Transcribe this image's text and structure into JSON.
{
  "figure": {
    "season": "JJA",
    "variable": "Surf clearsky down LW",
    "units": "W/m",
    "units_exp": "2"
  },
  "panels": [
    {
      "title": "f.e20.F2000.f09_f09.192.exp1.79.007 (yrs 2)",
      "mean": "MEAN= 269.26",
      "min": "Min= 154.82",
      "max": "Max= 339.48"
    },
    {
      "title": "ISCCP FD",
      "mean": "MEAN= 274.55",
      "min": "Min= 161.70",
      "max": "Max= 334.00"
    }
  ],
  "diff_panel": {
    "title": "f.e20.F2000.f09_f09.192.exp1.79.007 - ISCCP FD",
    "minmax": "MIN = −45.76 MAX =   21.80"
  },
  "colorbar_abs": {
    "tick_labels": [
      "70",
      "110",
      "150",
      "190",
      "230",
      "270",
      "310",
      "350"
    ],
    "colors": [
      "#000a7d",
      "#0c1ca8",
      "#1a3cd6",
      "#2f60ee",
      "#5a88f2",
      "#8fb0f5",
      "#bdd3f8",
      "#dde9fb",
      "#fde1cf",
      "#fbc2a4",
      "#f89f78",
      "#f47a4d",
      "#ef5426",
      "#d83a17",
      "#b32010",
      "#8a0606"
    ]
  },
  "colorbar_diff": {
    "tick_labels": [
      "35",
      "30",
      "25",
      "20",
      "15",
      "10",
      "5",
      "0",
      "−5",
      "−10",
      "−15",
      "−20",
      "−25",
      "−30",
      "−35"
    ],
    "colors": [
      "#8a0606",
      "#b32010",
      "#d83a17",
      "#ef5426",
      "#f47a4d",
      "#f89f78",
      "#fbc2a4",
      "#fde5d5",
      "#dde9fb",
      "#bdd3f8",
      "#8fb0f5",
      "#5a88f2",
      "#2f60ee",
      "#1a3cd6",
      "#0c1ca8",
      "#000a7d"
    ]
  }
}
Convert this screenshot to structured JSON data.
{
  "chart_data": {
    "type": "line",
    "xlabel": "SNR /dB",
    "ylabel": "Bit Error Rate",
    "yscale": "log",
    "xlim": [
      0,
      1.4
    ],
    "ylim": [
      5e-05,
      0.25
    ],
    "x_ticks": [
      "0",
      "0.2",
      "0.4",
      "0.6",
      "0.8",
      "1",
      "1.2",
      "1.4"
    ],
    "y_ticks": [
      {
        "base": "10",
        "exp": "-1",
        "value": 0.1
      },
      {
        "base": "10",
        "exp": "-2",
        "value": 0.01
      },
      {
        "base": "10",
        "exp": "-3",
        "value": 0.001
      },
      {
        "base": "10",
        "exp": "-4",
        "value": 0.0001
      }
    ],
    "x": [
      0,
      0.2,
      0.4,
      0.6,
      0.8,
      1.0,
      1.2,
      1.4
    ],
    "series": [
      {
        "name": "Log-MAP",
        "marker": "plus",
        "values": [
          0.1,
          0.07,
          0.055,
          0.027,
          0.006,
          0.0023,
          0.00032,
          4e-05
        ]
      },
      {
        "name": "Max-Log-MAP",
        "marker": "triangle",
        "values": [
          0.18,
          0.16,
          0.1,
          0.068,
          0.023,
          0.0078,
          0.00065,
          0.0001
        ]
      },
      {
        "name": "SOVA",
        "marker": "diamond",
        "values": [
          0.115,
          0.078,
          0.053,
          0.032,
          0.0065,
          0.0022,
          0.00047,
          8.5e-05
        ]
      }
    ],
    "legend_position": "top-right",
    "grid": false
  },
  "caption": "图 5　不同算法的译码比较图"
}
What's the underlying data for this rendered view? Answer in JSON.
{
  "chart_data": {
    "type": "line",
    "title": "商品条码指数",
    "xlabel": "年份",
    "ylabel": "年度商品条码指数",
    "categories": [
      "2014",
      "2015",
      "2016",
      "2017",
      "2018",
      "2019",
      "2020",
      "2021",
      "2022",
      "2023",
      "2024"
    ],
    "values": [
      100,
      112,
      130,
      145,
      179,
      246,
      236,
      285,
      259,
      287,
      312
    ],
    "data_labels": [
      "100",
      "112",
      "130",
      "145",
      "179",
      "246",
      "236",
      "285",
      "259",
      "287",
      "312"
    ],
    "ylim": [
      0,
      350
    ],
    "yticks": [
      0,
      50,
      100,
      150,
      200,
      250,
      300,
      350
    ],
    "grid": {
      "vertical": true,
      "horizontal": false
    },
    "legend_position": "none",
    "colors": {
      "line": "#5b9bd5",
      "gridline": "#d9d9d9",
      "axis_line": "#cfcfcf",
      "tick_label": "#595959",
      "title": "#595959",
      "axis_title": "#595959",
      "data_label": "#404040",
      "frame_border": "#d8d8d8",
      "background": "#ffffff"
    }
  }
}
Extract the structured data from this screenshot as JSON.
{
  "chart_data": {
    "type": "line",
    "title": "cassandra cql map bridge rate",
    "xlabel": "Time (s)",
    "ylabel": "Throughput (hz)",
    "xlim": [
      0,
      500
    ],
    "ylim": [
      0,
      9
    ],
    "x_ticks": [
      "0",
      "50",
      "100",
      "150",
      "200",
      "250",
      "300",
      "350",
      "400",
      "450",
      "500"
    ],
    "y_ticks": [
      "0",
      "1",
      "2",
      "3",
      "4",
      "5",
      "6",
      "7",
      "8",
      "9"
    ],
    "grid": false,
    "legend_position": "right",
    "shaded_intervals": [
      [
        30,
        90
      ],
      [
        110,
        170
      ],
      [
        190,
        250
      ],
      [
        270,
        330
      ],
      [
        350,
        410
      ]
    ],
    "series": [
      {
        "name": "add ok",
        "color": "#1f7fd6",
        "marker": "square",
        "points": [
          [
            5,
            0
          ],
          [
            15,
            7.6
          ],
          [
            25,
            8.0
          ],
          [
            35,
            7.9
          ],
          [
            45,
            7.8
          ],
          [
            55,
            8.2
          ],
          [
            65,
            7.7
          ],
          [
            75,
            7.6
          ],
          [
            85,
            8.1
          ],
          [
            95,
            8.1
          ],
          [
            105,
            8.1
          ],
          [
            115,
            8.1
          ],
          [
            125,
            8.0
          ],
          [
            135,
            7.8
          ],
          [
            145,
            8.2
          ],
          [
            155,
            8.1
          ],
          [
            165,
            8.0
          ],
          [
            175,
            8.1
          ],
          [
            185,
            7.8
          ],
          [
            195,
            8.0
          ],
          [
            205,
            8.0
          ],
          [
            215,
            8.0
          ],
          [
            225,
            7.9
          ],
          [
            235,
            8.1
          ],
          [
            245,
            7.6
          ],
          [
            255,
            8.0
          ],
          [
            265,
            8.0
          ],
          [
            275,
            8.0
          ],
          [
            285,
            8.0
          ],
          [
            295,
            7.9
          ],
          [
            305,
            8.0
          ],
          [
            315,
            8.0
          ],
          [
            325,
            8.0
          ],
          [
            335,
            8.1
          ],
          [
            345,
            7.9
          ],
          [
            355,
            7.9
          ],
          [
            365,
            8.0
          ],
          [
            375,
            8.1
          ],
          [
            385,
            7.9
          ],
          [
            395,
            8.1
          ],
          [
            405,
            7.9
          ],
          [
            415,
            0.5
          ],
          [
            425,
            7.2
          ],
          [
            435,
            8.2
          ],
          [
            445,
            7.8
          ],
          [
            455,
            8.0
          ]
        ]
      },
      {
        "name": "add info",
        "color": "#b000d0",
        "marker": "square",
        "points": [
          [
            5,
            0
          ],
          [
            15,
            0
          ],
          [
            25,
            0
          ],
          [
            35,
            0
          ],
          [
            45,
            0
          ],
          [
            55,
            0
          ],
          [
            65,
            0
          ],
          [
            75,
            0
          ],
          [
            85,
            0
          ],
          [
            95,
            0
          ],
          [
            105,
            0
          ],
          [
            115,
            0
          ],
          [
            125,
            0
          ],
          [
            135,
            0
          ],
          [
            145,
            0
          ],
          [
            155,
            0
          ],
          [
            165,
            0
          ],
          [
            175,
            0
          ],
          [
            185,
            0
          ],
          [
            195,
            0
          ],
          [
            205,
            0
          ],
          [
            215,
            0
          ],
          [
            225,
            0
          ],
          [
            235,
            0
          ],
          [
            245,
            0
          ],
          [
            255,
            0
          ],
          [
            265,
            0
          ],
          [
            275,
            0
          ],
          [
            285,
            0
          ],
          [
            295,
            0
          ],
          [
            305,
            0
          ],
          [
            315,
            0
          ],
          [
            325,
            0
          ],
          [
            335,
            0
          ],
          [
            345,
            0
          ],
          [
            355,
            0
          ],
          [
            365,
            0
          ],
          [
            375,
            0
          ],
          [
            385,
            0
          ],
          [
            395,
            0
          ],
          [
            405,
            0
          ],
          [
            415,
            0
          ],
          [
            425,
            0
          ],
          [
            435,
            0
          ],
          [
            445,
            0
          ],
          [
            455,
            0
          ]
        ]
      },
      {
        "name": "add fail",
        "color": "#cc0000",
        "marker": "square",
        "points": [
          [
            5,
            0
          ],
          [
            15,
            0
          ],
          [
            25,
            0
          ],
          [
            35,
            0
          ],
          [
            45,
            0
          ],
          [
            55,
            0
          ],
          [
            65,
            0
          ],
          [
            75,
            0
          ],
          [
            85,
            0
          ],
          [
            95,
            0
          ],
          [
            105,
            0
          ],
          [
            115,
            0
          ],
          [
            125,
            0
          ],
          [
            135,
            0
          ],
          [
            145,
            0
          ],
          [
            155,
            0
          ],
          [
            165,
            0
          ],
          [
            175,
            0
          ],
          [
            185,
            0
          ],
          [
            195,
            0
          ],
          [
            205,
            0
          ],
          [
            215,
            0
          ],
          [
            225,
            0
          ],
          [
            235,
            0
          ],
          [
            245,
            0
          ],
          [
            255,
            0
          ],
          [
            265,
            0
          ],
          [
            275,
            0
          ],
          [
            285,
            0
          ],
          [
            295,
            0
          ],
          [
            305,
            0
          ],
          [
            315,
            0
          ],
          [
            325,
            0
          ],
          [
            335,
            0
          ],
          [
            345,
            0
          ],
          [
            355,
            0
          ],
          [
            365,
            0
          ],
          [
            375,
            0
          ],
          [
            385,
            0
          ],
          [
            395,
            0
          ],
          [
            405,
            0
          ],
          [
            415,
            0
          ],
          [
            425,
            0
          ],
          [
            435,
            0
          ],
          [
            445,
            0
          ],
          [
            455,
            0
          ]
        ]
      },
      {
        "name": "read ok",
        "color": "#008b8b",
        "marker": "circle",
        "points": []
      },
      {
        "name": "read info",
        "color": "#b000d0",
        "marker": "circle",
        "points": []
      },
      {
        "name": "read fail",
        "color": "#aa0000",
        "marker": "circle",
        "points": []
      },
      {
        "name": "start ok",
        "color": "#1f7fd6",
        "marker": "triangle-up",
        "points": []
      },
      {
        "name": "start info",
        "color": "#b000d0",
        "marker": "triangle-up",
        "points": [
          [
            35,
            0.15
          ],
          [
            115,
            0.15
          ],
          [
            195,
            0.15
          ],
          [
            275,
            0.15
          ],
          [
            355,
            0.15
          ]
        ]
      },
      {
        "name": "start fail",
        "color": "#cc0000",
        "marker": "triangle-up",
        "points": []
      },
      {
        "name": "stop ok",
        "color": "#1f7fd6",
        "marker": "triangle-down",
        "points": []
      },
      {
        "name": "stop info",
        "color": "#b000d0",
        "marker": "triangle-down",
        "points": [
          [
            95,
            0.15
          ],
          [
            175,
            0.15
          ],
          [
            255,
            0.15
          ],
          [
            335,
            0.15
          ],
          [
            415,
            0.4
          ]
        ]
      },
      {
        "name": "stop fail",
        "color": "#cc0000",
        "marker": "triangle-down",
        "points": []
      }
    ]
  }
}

REQUEST
Copy every line that includes the string "stop" from the material above.

RESULT OF THE TASK
        "name": "stop ok",
        "name": "stop info",
        "name": "stop fail",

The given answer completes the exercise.